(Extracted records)
########################################

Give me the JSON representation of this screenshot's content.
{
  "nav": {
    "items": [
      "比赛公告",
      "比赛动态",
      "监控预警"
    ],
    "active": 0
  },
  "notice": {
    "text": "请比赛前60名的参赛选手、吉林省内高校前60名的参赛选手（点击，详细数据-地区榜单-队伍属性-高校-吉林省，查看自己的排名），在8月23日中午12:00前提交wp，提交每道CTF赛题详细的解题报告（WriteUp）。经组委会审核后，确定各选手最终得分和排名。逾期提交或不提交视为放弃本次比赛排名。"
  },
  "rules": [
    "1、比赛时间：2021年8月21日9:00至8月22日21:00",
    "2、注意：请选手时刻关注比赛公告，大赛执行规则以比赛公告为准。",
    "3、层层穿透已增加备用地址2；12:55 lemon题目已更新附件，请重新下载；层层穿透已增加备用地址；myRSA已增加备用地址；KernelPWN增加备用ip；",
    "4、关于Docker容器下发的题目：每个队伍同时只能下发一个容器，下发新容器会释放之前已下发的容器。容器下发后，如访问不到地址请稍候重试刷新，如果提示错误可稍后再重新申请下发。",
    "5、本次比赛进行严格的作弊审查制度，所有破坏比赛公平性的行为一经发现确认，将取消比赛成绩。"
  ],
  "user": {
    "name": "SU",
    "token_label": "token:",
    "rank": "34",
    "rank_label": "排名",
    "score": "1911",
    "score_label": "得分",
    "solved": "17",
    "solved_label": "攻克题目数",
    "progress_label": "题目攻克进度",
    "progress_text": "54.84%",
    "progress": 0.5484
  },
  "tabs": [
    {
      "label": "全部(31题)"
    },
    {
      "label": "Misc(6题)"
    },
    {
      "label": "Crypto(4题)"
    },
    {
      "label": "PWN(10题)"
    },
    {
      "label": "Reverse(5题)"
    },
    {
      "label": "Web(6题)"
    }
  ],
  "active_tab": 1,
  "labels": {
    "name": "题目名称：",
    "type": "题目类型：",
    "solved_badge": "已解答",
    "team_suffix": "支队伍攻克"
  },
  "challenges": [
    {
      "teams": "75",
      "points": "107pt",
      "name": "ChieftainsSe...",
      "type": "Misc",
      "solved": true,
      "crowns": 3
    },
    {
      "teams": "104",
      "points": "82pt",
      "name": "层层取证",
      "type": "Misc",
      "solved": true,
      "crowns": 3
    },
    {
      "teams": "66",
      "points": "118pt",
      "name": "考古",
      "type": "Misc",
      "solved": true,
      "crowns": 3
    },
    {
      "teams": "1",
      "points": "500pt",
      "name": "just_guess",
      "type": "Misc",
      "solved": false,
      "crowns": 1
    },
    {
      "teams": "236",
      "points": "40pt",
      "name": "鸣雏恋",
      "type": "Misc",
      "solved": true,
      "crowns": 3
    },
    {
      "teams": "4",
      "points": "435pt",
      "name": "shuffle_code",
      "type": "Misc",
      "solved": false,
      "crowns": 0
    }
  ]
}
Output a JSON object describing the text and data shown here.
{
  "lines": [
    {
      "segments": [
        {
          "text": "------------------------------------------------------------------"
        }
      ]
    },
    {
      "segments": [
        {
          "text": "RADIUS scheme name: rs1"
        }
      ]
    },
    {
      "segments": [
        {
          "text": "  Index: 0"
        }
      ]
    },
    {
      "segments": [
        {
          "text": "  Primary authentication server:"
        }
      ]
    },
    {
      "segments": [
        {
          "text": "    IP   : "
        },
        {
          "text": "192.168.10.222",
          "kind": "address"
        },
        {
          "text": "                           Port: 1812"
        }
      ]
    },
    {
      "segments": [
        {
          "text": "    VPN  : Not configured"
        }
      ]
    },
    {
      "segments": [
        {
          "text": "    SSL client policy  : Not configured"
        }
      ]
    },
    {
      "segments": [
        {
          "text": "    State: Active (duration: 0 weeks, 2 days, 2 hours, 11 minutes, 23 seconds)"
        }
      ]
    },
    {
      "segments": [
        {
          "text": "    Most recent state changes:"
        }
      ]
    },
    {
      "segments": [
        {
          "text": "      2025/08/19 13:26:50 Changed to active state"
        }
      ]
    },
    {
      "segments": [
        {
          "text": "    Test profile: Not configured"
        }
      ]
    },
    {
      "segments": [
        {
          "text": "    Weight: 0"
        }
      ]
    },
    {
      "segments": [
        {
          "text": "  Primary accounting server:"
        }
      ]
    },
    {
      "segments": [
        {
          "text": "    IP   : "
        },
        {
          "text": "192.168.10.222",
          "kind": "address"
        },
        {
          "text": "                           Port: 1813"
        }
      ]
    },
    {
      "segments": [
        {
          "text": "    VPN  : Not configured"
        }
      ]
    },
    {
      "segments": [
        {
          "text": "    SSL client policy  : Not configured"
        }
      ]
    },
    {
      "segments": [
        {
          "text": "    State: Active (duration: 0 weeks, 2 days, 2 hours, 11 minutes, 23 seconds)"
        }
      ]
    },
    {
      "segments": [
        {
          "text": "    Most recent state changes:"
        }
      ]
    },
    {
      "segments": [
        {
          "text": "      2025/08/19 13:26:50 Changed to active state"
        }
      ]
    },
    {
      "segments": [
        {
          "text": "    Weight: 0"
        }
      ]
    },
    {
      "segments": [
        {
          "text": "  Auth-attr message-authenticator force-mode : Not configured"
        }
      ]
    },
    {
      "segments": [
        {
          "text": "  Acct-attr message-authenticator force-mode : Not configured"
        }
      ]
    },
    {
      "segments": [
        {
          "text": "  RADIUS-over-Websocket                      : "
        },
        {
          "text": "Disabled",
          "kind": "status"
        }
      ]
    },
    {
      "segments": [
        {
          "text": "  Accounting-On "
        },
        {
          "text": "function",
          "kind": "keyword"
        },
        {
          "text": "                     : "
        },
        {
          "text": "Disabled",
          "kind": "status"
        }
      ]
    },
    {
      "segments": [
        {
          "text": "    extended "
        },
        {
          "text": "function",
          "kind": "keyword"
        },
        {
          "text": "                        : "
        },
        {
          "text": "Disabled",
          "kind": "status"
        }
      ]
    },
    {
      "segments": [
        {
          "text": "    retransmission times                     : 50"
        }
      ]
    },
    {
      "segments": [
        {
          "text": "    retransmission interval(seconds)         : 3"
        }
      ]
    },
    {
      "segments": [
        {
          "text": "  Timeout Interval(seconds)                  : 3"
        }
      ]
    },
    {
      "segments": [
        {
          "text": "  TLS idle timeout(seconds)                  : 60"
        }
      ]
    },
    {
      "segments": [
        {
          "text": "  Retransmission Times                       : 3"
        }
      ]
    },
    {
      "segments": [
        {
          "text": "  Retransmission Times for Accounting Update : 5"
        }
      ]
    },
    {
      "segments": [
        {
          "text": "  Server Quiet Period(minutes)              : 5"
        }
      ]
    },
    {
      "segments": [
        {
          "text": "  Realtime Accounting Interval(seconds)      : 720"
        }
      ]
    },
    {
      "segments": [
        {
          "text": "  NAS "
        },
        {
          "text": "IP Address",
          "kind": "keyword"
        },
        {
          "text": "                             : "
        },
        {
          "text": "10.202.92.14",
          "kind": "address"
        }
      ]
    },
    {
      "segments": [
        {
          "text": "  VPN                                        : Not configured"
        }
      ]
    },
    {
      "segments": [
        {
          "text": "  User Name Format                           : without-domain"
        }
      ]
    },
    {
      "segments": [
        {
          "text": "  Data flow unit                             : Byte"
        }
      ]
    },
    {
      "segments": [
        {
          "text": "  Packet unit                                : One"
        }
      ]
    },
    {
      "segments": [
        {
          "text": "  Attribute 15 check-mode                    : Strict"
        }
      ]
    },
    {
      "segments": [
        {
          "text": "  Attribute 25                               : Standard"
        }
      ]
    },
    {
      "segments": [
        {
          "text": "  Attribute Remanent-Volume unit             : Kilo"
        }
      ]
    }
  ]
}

########################################

- **WHAT YOU WILL DO**
The records above should all be quoted exactly, please.

- **FULL OUTPUT**
Give me the JSON representation of this screenshot's content.
{
  "nav": {
    "items": [
      "比赛公告",
      "比赛动态",
      "监控预警"
    ],
    "active": 0
  },
  "notice": {
    "text": "请比赛前60名的参赛选手、吉林省内高校前60名的参赛选手（点击，详细数据-地区榜单-队伍属性-高校-吉林省，查看自己的排名），在8月23日中午12:00前提交wp，提交每道CTF赛题详细的解题报告（WriteUp）。经组委会审核后，确定各选手最终得分和排名。逾期提交或不提交视为放弃本次比赛排名。"
  },
  "rules": [
    "1、比赛时间：2021年8月21日9:00至8月22日21:00",
    "2、注意：请选手时刻关注比赛公告，大赛执行规则以比赛公告为准。",
    "3、层层穿透已增加备用地址2；12:55 lemon题目已更新附件，请重新下载；层层穿透已增加备用地址；myRSA已增加备用地址；KernelPWN增加备用ip；",
    "4、关于Docker容器下发的题目：每个队伍同时只能下发一个容器，下发新容器会释放之前已下发的容器。容器下发后，如访问不到地址请稍候重试刷新，如果提示错误可稍后再重新申请下发。",
    "5、本次比赛进行严格的作弊审查制度，所有破坏比赛公平性的行为一经发现确认，将取消比赛成绩。"
  ],
  "user": {
    "name": "SU",
    "token_label": "token:",
    "rank": "34",
    "rank_label": "排名",
    "score": "1911",
    "score_label": "得分",
    "solved": "17",
    "solved_label": "攻克题目数",
    "progress_label": "题目攻克进度",
    "progress_text": "54.84%",
    "progress": 0.5484
  },
  "tabs": [
    {
      "label": "全部(31题)"
    },
    {
      "label": "Misc(6题)"
    },
    {
      "label": "Crypto(4题)"
    },
    {
      "label": "PWN(10题)"
    },
    {
      "label": "Reverse(5题)"
    },
    {
      "label": "Web(6题)"
    }
  ],
  "active_tab": 1,
  "labels": {
    "name": "题目名称：",
    "type": "题目类型：",
    "solved_badge": "已解答",
    "team_suffix": "支队伍攻克"
  },
  "challenges": [
    {
      "teams": "75",
      "points": "107pt",
      "name": "ChieftainsSe...",
      "type": "Misc",
      "solved": true,
      "crowns": 3
    },
    {
      "teams": "104",
      "points": "82pt",
      "name": "层层取证",
      "type": "Misc",
      "solved": true,
      "crowns": 3
    },
    {
      "teams": "66",
      "points": "118pt",
      "name": "考古",
      "type": "Misc",
      "solved": true,
      "crowns": 3
    },
    {
      "teams": "1",
      "points": "500pt",
      "name": "just_guess",
      "type": "Misc",
      "solved": false,
      "crowns": 1
    },
    {
      "teams": "236",
      "points": "40pt",
      "name": "鸣雏恋",
      "type": "Misc",
      "solved": true,
      "crowns": 3
    },
    {
      "teams": "4",
      "points": "435pt",
      "name": "shuffle_code",
      "type": "Misc",
      "solved": false,
      "crowns": 0
    }
  ]
}
Output a JSON object describing the text and data shown here.
{
  "lines": [
    {
      "segments": [
        {
          "text": "------------------------------------------------------------------"
        }
      ]
    },
    {
      "segments": [
        {
          "text": "RADIUS scheme name: rs1"
        }
      ]
    },
    {
      "segments": [
        {
          "text": "  Index: 0"
        }
      ]
    },
    {
      "segments": [
        {
          "text": "  Primary authentication server:"
        }
      ]
    },
    {
      "segments": [
        {
          "text": "    IP   : "
        },
        {
          "text": "192.168.10.222",
          "kind": "address"
        },
        {
          "text": "                           Port: 1812"
        }
      ]
    },
    {
      "segments": [
        {
          "text": "    VPN  : Not configured"
        }
      ]
    },
    {
      "segments": [
        {
          "text": "    SSL client policy  : Not configured"
        }
      ]
    },
    {
      "segments": [
        {
          "text": "    State: Active (duration: 0 weeks, 2 days, 2 hours, 11 minutes, 23 seconds)"
        }
      ]
    },
    {
      "segments": [
        {
          "text": "    Most recent state changes:"
        }
      ]
    },
    {
      "segments": [
        {
          "text": "      2025/08/19 13:26:50 Changed to active state"
        }
      ]
    },
    {
      "segments": [
        {
          "text": "    Test profile: Not configured"
        }
      ]
    },
    {
      "segments": [
        {
          "text": "    Weight: 0"
        }
      ]
    },
    {
      "segments": [
        {
          "text": "  Primary accounting server:"
        }
      ]
    },
    {
      "segments": [
        {
          "text": "    IP   : "
        },
        {
          "text": "192.168.10.222",
          "kind": "address"
        },
        {
          "text": "                           Port: 1813"
        }
      ]
    },
    {
      "segments": [
        {
          "text": "    VPN  : Not configured"
        }
      ]
    },
    {
      "segments": [
        {
          "text": "    SSL client policy  : Not configured"
        }
      ]
    },
    {
      "segments": [
        {
          "text": "    State: Active (duration: 0 weeks, 2 days, 2 hours, 11 minutes, 23 seconds)"
        }
      ]
    },
    {
      "segments": [
        {
          "text": "    Most recent state changes:"
        }
      ]
    },
    {
      "segments": [
        {
          "text": "      2025/08/19 13:26:50 Changed to active state"
        }
      ]
    },
    {
      "segments": [
        {
          "text": "    Weight: 0"
        }
      ]
    },
    {
      "segments": [
        {
          "text": "  Auth-attr message-authenticator force-mode : Not configured"
        }
      ]
    },
    {
      "segments": [
        {
          "text": "  Acct-attr message-authenticator force-mode : Not configured"
        }
      ]
    },
    {
      "segments": [
        {
          "text": "  RADIUS-over-Websocket                      : "
        },
        {
          "text": "Disabled",
          "kind": "status"
        }
      ]
    },
    {
      "segments": [
        {
          "text": "  Accounting-On "
        },
        {
          "text": "function",
          "kind": "keyword"
        },
        {
          "text": "                     : "
        },
        {
          "text": "Disabled",
          "kind": "status"
        }
      ]
    },
    {
      "segments": [
        {
          "text": "    extended "
        },
        {
          "text": "function",
          "kind": "keyword"
        },
        {
          "text": "                        : "
        },
        {
          "text": "Disabled",
          "kind": "status"
        }
      ]
    },
    {
      "segments": [
        {
          "text": "    retransmission times                     : 50"
        }
      ]
    },
    {
      "segments": [
        {
          "text": "    retransmission interval(seconds)         : 3"
        }
      ]
    },
    {
      "segments": [
        {
          "text": "  Timeout Interval(seconds)                  : 3"
        }
      ]
    },
    {
      "segments": [
        {
          "text": "  TLS idle timeout(seconds)                  : 60"
        }
      ]
    },
    {
      "segments": [
        {
          "text": "  Retransmission Times                       : 3"
        }
      ]
    },
    {
      "segments": [
        {
          "text": "  Retransmission Times for Accounting Update : 5"
        }
      ]
    },
    {
      "segments": [
        {
          "text": "  Server Quiet Period(minutes)              : 5"
        }
      ]
    },
    {
      "segments": [
        {
          "text": "  Realtime Accounting Interval(seconds)      : 720"
        }
      ]
    },
    {
      "segments": [
        {
          "text": "  NAS "
        },
        {
          "text": "IP Address",
          "kind": "keyword"
        },
        {
          "text": "                             : "
        },
        {
          "text": "10.202.92.14",
          "kind": "address"
        }
      ]
    },
    {
      "segments": [
        {
          "text": "  VPN                                        : Not configured"
        }
      ]
    },
    {
      "segments": [
        {
          "text": "  User Name Format                           : without-domain"
        }
      ]
    },
    {
      "segments": [
        {
          "text": "  Data flow unit                             : Byte"
        }
      ]
    },
    {
      "segments": [
        {
          "text": "  Packet unit                                : One"
        }
      ]
    },
    {
      "segments": [
        {
          "text": "  Attribute 15 check-mode                    : Strict"
        }
      ]
    },
    {
      "segments": [
        {
          "text": "  Attribute 25                               : Standard"
        }
      ]
    },
    {
      "segments": [
        {
          "text": "  Attribute Remanent-Volume unit             : Kilo"
        }
      ]
    }
  ]
}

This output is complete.